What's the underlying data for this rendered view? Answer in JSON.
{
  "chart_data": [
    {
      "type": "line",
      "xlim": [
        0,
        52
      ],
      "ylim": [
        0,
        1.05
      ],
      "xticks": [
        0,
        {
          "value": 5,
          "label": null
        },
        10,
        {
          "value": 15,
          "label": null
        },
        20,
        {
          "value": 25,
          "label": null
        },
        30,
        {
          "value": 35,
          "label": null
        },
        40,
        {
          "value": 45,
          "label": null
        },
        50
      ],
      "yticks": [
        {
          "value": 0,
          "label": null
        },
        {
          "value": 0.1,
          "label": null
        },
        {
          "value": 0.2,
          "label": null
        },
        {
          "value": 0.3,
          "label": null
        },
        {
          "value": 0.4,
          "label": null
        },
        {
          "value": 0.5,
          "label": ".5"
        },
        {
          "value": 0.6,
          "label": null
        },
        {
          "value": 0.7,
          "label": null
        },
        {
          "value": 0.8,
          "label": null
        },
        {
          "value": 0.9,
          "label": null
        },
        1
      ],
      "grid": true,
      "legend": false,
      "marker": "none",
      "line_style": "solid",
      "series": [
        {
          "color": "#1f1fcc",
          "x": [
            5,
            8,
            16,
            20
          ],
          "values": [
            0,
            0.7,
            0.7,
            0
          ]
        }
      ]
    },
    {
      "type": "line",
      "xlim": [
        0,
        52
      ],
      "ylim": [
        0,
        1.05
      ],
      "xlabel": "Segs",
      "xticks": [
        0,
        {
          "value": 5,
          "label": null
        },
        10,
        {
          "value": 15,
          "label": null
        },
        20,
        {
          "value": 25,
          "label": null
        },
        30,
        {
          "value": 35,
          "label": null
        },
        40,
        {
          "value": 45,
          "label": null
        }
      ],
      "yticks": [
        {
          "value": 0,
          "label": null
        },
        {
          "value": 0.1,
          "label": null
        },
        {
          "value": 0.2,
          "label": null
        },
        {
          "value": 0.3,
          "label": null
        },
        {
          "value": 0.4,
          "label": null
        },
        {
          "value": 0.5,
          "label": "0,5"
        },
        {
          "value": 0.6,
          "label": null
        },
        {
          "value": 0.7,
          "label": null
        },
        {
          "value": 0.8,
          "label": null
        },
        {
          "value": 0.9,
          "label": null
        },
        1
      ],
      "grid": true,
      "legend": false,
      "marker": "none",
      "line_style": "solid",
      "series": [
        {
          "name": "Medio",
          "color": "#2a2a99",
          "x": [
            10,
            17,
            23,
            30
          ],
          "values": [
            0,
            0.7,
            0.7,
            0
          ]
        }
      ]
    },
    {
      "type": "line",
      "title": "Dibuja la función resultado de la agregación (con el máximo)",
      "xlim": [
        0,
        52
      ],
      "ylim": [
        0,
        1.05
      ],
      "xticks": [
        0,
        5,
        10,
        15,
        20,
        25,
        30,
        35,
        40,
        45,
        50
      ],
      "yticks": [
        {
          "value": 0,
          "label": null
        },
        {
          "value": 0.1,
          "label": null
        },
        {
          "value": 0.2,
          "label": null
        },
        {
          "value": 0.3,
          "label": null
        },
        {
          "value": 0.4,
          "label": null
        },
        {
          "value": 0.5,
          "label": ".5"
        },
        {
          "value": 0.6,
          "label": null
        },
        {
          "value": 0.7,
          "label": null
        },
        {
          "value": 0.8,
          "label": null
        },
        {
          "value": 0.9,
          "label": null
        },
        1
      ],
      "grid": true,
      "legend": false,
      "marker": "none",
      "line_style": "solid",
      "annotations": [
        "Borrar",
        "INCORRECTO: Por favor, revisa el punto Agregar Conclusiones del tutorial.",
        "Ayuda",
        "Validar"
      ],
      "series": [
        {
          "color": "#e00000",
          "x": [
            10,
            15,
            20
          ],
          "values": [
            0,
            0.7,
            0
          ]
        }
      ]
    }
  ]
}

-*-*-

* _Stated goal_
Retype the records above exactly.

* _Answer in full_
What's the underlying data for this rendered view? Answer in JSON.
{
  "chart_data": [
    {
      "type": "line",
      "xlim": [
        0,
        52
      ],
      "ylim": [
        0,
        1.05
      ],
      "xticks": [
        0,
        {
          "value": 5,
          "label": null
        },
        10,
        {
          "value": 15,
          "label": null
        },
        20,
        {
          "value": 25,
          "label": null
        },
        30,
        {
          "value": 35,
          "label": null
        },
        40,
        {
          "value": 45,
          "label": null
        },
        50
      ],
      "yticks": [
        {
          "value": 0,
          "label": null
        },
        {
          "value": 0.1,
          "label": null
        },
        {
          "value": 0.2,
          "label": null
        },
        {
          "value": 0.3,
          "label": null
        },
        {
          "value": 0.4,
          "label": null
        },
        {
          "value": 0.5,
          "label": ".5"
        },
        {
          "value": 0.6,
          "label": null
        },
        {
          "value": 0.7,
          "label": null
        },
        {
          "value": 0.8,
          "label": null
        },
        {
          "value": 0.9,
          "label": null
        },
        1
      ],
      "grid": true,
      "legend": false,
      "marker": "none",
      "line_style": "solid",
      "series": [
        {
          "color": "#1f1fcc",
          "x": [
            5,
            8,
            16,
            20
          ],
          "values": [
            0,
            0.7,
            0.7,
            0
          ]
        }
      ]
    },
    {
      "type": "line",
      "xlim": [
        0,
        52
      ],
      "ylim": [
        0,
        1.05
      ],
      "xlabel": "Segs",
      "xticks": [
        0,
        {
          "value": 5,
          "label": null
        },
        10,
        {
          "value": 15,
          "label": null
        },
        20,
        {
          "value": 25,
          "label": null
        },
        30,
        {
          "value": 35,
          "label": null
        },
        40,
        {
          "value": 45,
          "label": null
        }
      ],
      "yticks": [
        {
          "value": 0,
          "label": null
        },
        {
          "value": 0.1,
          "label": null
        },
        {
          "value": 0.2,
          "label": null
        },
        {
          "value": 0.3,
          "label": null
        },
        {
          "value": 0.4,
          "label": null
        },
        {
          "value": 0.5,
          "label": "0,5"
        },
        {
          "value": 0.6,
          "label": null
        },
        {
          "value": 0.7,
          "label": null
        },
        {
          "value": 0.8,
          "label": null
        },
        {
          "value": 0.9,
          "label": null
        },
        1
      ],
      "grid": true,
      "legend": false,
      "marker": "none",
      "line_style": "solid",
      "series": [
        {
          "name": "Medio",
          "color": "#2a2a99",
          "x": [
            10,
            17,
            23,
            30
          ],
          "values": [
            0,
            0.7,
            0.7,
            0
          ]
        }
      ]
    },
    {
      "type": "line",
      "title": "Dibuja la función resultado de la agregación (con el máximo)",
      "xlim": [
        0,
        52
      ],
      "ylim": [
        0,
        1.05
      ],
      "xticks": [
        0,
        5,
        10,
        15,
        20,
        25,
        30,
        35,
        40,
        45,
        50
      ],
      "yticks": [
        {
          "value": 0,
          "label": null
        },
        {
          "value": 0.1,
          "label": null
        },
        {
          "value": 0.2,
          "label": null
        },
        {
          "value": 0.3,
          "label": null
        },
        {
          "value": 0.4,
          "label": null
        },
        {
          "value": 0.5,
          "label": ".5"
        },
        {
          "value": 0.6,
          "label": null
        },
        {
          "value": 0.7,
          "label": null
        },
        {
          "value": 0.8,
          "label": null
        },
        {
          "value": 0.9,
          "label": null
        },
        1
      ],
      "grid": true,
      "legend": false,
      "marker": "none",
      "line_style": "solid",
      "annotations": [
        "Borrar",
        "INCORRECTO: Por favor, revisa el punto Agregar Conclusiones del tutorial.",
        "Ayuda",
        "Validar"
      ],
      "series": [
        {
          "color": "#e00000",
          "x": [
            10,
            15,
            20
          ],
          "values": [
            0,
            0.7,
            0
          ]
        }
      ]
    }
  ]
}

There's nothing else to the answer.